Stored entries:
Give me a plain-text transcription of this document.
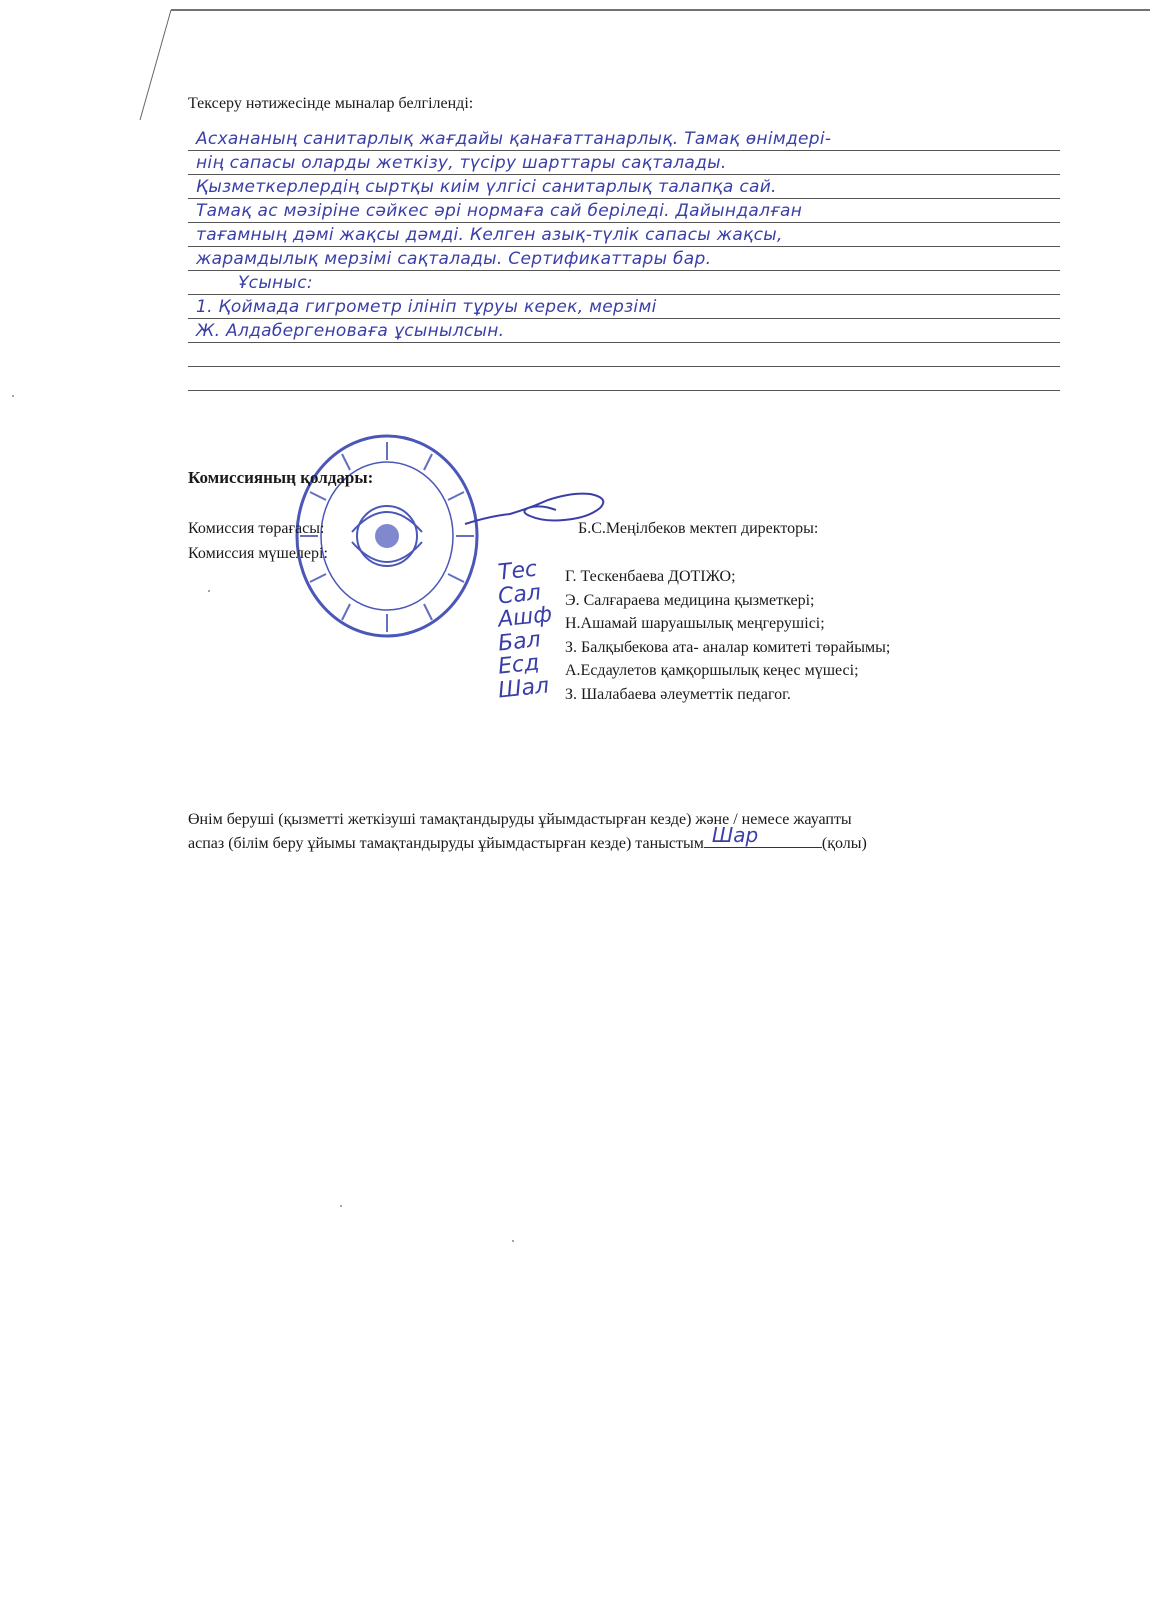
Тексеру нәтижесінде мыналар белгіленді:
Асхананың санитарлық жағдайы қанағаттанарлық. Тамақ өнімдері-
нің сапасы оларды жеткізу, түсіру шарттары сақталады.
Қызметкерлердің сыртқы киім үлгісі санитарлық талапқа сай.
Тамақ ас мәзіріне сәйкес әрі нормаға сай беріледі. Дайындалған
тағамның дәмі жақсы дәмді. Келген азық-түлік сапасы жақсы,
жарамдылық мерзімі сақталады. Сертификаттары бар.
Ұсыныс:
1. Қоймада гигрометр ілініп тұруы керек, мерзімі
Ж. Алдабергеноваға ұсынылсын.
Комиссияның қолдары:
Комиссия төрағасы:	Б.С.Меңілбеков мектеп директоры:
Комиссия мүшелері:
Тес
Сал
Ашф
Бал
Есд
Шал
Г. Тескенбаева ДОТІЖО;
Э. Салғараева медицина қызметкері;
Н.Ашамай шаруашылық меңгерушісі;
З. Балқыбекова ата- аналар комитеті төрайымы;
А.Есдаулетов қамқоршылық кеңес мүшесі;
З. Шалабаева әлеуметтік педагог.
Өнім беруші (қызметті жеткізуші тамақтандыруды ұйымдастырған кезде) және / немесе жауапты
аспаз (білім беру ұйымы тамақтандыруды ұйымдастырған кезде) таныстым Шар	(қолы)
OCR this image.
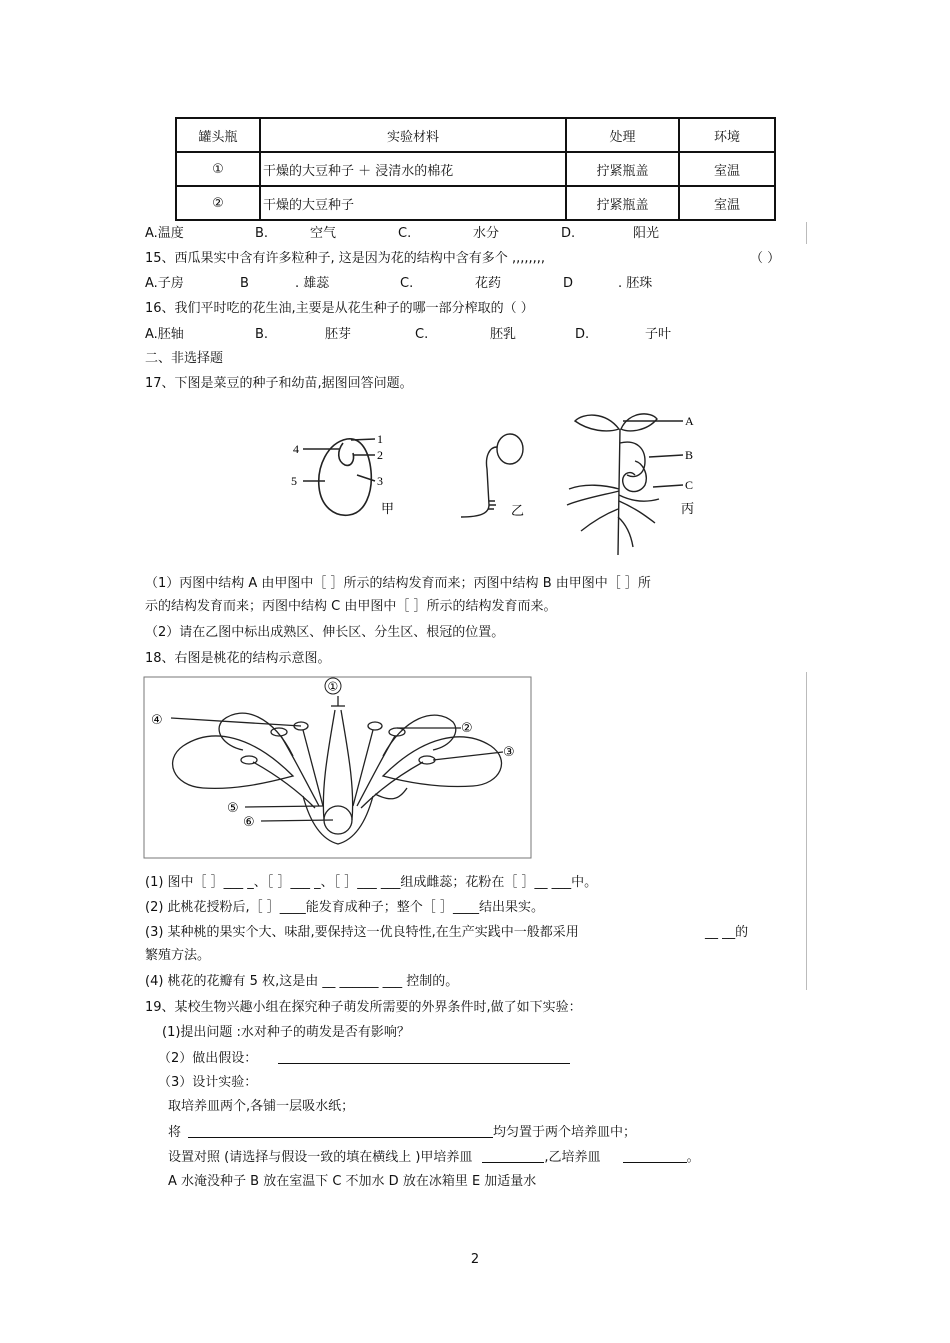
罐头瓶	实验材料	处理	环境
①	干燥的大豆种子 ＋ 浸清水的棉花	拧紧瓶盖	室温
②	干燥的大豆种子	拧紧瓶盖	室温
A.温度	B.	空气	C.	水分	D.	阳光
15、西瓜果实中含有许多粒种子, 这是因为花的结构中含有多个 ,,,,,,,,	（ ）
A.子房	B	. 雄蕊	C.	花药	D	. 胚珠
16、我们平时吃的花生油,主要是从花生种子的哪一部分榨取的（ ）
A.胚轴	B.	胚芽	C.	胚乳	D.	子叶
二、非选择题
17、下图是菜豆的种子和幼苗,据图回答问题。
1
2
3
4
5
甲	乙
A
B
C
丙
（1）丙图中结构 A 由甲图中［ ］所示的结构发育而来；丙图中结构 B 由甲图中［ ］所
示的结构发育而来；丙图中结构 C 由甲图中［ ］所示的结构发育而来。
（2）请在乙图中标出成熟区、伸长区、分生区、根冠的位置。
18、右图是桃花的结构示意图。
①
②
③
④
⑤
⑥
(1) 图中［ ］___ _、［ ］___ _、［ ］___ ___组成雌蕊；花粉在［ ］__ ___中。
(2) 此桃花授粉后,［ ］____能发育成种子；整个［ ］____结出果实。
(3) 某种桃的果实个大、味甜,要保持这一优良特性,在生产实践中一般都采用	__ __的
繁殖方法。
(4) 桃花的花瓣有 5 枚,这是由 __ ______ ___ 控制的。
19、某校生物兴趣小组在探究种子萌发所需要的外界条件时,做了如下实验：
(1)提出问题 :水对种子的萌发是否有影响？
（2）做出假设：
（3）设计实验：
取培养皿两个,各铺一层吸水纸；
将	均匀置于两个培养皿中；
设置对照 (请选择与假设一致的填在横线上 )甲培养皿	,乙培养皿	。
A 水淹没种子 B 放在室温下 C 不加水 D 放在冰箱里 E 加适量水
2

Instructions to follow:
Pull out every line in the data above that has the word "мерзімі".

Correct response:
жарамдылық мерзімі сақталады. Сертификаттары бар.
1. Қоймада гигрометр ілініп тұруы керек, мерзімі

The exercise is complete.